### Written exercise
Update the lines of the items from the first line through the one containing "grid-letter: A: [255, 145, 264, 161]", replacing "word-bank-item" with "word-bank-entry" and leaving everything else unchanged. Return only those lines.

═══

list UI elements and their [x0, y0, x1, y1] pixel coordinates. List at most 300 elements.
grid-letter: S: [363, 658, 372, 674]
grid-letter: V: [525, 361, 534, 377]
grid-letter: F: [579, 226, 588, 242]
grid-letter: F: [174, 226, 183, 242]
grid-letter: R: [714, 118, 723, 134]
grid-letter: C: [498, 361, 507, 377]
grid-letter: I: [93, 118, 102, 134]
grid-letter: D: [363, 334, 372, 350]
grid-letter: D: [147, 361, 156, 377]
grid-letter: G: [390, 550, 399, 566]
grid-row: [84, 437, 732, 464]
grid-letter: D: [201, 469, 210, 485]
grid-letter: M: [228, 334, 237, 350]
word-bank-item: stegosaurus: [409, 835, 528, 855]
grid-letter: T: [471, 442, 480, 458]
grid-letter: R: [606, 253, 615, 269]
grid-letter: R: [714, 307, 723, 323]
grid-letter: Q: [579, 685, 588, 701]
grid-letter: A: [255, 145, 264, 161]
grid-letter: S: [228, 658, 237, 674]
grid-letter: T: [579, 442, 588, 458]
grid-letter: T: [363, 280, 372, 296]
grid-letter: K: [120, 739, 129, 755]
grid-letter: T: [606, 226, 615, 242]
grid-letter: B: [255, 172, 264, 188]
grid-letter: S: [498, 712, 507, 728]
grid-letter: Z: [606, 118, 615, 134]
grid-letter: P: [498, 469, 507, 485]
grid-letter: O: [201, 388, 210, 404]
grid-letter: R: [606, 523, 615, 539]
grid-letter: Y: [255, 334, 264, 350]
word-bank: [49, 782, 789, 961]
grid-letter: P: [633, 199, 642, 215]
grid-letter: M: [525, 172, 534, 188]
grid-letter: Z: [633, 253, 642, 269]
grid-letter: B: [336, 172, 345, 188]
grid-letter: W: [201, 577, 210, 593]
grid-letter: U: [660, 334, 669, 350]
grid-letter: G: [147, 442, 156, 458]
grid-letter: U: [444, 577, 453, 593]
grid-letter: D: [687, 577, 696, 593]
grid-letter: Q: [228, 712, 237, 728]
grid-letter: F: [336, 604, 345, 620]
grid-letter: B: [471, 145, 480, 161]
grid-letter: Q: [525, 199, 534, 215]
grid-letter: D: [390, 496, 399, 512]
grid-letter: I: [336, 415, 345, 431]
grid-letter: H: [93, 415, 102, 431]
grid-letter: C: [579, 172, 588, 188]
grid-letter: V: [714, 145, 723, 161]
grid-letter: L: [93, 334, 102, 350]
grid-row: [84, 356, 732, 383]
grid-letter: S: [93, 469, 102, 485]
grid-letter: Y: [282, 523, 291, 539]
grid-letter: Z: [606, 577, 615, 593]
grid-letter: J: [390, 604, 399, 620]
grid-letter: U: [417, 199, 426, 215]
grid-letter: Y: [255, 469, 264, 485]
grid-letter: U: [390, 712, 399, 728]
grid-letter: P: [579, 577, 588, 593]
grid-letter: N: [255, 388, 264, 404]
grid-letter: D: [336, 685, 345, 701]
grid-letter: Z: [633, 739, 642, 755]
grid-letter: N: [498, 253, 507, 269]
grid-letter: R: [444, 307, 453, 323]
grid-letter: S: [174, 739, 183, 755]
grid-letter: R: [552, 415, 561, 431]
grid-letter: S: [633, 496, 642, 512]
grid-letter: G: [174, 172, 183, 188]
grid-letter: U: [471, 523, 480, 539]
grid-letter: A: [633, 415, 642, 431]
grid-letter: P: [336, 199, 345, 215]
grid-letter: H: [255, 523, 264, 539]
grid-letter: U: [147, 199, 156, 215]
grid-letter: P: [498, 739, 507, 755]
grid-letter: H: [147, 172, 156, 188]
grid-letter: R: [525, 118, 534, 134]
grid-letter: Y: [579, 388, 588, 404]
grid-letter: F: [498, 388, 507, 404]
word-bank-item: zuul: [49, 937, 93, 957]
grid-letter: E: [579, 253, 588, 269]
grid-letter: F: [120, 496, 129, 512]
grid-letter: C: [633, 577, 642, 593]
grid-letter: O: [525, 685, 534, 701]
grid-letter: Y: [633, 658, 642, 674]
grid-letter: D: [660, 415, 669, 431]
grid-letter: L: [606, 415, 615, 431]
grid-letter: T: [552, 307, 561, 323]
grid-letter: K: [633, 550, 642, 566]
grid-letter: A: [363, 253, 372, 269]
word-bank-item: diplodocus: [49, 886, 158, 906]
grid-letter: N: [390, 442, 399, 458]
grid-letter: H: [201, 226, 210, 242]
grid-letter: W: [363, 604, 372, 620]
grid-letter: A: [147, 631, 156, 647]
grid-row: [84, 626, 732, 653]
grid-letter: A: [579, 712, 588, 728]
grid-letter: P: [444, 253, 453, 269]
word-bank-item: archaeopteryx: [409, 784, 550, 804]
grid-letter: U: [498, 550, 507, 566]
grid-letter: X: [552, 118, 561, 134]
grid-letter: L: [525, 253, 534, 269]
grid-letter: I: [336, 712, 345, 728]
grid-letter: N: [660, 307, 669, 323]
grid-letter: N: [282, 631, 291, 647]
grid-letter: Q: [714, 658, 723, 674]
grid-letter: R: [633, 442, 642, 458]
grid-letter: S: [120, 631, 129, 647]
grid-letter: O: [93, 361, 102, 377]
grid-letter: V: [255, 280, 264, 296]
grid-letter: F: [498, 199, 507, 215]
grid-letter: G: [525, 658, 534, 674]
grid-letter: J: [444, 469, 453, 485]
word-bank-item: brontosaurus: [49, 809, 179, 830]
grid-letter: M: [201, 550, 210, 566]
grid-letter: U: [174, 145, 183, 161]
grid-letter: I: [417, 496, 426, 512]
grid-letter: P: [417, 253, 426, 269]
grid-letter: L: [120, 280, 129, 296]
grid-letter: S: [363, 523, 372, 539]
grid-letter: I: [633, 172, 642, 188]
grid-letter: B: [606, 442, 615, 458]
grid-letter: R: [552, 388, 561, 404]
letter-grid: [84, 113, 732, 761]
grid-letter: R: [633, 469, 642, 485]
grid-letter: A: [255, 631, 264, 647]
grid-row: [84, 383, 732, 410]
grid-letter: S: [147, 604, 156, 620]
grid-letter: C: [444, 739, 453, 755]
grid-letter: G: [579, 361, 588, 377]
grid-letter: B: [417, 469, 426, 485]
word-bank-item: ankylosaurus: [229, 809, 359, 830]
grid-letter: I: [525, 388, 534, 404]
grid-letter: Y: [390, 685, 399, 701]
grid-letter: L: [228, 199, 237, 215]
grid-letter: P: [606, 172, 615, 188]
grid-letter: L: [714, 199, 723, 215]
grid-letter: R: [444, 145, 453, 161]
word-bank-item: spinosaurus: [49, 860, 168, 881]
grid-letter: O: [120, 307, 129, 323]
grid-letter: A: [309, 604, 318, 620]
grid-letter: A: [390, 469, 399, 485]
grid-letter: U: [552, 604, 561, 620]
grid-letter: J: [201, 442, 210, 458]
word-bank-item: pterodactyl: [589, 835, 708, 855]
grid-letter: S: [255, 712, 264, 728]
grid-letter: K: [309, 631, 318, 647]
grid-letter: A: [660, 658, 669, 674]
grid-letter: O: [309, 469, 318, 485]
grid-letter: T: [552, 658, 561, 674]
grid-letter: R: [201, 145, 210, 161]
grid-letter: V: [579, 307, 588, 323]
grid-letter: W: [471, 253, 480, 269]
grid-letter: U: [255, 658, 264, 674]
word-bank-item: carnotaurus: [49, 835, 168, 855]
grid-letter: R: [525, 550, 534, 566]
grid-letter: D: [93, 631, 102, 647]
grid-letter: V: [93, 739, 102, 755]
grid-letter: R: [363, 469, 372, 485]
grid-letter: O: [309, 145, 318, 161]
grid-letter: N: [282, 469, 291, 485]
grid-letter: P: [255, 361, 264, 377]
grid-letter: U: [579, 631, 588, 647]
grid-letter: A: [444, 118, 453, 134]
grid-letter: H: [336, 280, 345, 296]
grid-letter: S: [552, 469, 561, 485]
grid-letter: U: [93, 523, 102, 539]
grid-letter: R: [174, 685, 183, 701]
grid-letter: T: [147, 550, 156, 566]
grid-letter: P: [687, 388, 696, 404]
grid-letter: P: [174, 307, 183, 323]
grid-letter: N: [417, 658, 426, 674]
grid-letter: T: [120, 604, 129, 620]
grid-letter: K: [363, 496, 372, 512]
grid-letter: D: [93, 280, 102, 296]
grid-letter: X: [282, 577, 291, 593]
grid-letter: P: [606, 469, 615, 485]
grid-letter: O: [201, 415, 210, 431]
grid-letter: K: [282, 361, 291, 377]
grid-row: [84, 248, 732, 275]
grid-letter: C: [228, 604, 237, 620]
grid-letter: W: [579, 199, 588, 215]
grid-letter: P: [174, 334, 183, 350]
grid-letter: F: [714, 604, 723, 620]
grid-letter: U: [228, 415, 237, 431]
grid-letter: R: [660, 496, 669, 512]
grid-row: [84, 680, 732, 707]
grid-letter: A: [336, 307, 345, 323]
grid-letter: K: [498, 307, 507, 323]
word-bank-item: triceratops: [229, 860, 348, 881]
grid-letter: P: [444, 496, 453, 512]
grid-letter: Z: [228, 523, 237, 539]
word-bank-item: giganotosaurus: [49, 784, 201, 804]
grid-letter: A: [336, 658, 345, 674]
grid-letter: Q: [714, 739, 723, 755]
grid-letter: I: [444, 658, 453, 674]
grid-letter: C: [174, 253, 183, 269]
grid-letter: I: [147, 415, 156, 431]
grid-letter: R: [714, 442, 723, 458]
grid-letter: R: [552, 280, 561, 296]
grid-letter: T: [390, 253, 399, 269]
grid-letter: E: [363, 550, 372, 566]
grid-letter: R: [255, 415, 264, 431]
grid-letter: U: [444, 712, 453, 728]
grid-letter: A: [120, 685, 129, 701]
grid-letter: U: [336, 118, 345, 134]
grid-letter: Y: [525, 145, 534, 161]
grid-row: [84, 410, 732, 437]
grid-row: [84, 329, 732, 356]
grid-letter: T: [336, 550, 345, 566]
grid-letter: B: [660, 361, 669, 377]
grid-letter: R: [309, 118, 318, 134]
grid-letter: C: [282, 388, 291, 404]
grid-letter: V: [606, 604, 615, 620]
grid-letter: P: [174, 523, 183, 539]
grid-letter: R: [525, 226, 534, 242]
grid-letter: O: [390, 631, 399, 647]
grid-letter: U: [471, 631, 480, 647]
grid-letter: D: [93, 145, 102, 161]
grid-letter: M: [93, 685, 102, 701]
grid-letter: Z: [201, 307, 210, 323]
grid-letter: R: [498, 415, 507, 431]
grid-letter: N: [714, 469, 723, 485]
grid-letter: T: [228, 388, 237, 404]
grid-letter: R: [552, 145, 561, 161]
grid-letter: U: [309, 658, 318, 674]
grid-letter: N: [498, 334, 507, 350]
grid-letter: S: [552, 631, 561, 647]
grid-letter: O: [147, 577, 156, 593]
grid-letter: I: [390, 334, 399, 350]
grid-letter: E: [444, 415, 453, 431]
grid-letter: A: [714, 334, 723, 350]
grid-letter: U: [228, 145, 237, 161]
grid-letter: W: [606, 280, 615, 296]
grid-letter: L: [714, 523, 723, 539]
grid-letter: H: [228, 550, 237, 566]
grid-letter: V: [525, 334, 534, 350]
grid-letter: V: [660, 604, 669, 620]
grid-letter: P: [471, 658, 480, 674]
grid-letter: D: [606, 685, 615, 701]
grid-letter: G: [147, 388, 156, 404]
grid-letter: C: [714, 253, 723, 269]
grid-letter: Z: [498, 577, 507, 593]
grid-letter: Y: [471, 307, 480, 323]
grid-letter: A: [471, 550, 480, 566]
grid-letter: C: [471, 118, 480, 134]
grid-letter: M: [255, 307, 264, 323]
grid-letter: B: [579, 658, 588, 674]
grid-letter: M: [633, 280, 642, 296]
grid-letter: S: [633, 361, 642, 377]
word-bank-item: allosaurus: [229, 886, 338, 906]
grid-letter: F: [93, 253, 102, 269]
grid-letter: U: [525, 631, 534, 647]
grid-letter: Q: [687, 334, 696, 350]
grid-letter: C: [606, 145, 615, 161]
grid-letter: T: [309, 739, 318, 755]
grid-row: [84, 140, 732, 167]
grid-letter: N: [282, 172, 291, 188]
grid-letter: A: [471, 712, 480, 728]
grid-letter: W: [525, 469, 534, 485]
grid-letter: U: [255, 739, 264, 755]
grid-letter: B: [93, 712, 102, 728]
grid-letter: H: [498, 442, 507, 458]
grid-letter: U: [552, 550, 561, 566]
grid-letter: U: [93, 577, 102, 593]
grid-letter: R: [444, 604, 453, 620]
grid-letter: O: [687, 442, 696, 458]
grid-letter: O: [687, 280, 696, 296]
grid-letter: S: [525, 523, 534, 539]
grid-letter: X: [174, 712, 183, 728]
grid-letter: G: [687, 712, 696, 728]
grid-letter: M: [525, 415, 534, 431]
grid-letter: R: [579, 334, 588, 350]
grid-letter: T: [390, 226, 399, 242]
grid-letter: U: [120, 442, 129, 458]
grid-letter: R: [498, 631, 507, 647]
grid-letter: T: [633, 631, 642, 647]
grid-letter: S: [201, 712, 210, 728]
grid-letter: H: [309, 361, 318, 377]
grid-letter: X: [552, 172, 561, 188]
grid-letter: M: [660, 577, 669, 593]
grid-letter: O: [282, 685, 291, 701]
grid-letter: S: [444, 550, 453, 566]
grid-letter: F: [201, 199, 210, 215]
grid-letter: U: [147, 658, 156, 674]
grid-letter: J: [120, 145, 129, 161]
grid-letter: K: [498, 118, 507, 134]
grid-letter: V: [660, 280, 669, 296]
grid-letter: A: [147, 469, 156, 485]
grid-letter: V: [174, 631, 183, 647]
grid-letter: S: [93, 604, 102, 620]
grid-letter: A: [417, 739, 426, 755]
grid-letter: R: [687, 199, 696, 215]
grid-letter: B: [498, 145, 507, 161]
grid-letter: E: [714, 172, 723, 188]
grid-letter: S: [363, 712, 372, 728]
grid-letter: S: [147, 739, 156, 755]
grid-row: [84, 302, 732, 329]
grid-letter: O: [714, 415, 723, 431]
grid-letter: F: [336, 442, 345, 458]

═══

### Task result
list UI elements and their [x0, y0, x1, y1] pixel coordinates. List at most 300 elements.
grid-letter: S: [363, 658, 372, 674]
grid-letter: V: [525, 361, 534, 377]
grid-letter: F: [579, 226, 588, 242]
grid-letter: F: [174, 226, 183, 242]
grid-letter: R: [714, 118, 723, 134]
grid-letter: C: [498, 361, 507, 377]
grid-letter: I: [93, 118, 102, 134]
grid-letter: D: [363, 334, 372, 350]
grid-letter: D: [147, 361, 156, 377]
grid-letter: G: [390, 550, 399, 566]
grid-row: [84, 437, 732, 464]
grid-letter: D: [201, 469, 210, 485]
grid-letter: M: [228, 334, 237, 350]
word-bank-entry: stegosaurus: [409, 835, 528, 855]
grid-letter: T: [471, 442, 480, 458]
grid-letter: R: [606, 253, 615, 269]
grid-letter: R: [714, 307, 723, 323]
grid-letter: Q: [579, 685, 588, 701]
grid-letter: A: [255, 145, 264, 161]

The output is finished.